- Requirements
Work out how many lines in the data hold the word "couple", and reply with that number only.

--------------------------------------------------

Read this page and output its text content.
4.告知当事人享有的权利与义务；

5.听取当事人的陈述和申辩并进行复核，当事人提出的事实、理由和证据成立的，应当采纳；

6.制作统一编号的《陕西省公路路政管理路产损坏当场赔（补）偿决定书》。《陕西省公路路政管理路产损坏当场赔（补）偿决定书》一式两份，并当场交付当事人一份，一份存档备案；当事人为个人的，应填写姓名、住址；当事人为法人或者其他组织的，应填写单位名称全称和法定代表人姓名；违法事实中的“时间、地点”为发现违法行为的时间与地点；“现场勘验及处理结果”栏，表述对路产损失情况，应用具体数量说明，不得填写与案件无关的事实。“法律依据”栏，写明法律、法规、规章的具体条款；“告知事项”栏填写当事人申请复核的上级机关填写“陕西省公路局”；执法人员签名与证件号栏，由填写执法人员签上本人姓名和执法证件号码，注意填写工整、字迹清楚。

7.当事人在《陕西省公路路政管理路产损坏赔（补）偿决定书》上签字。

--------------------------------------------------

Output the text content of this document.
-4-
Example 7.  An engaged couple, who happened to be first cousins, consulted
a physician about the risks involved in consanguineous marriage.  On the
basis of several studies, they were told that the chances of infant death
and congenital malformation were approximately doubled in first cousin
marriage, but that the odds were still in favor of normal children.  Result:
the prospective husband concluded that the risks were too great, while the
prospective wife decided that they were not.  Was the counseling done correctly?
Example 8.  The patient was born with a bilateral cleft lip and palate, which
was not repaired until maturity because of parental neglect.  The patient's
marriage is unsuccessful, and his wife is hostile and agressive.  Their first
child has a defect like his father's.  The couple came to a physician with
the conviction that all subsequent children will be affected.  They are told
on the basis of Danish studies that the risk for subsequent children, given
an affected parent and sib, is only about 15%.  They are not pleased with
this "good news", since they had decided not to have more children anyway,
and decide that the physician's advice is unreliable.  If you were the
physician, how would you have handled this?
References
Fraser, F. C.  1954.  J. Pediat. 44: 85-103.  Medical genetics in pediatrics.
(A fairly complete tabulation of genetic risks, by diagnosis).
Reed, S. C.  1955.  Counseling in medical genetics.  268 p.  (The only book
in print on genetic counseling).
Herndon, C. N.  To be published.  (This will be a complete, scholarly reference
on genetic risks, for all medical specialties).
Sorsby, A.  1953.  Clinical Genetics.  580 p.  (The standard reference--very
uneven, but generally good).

--------------------------------------------------

- Solution to this problem
2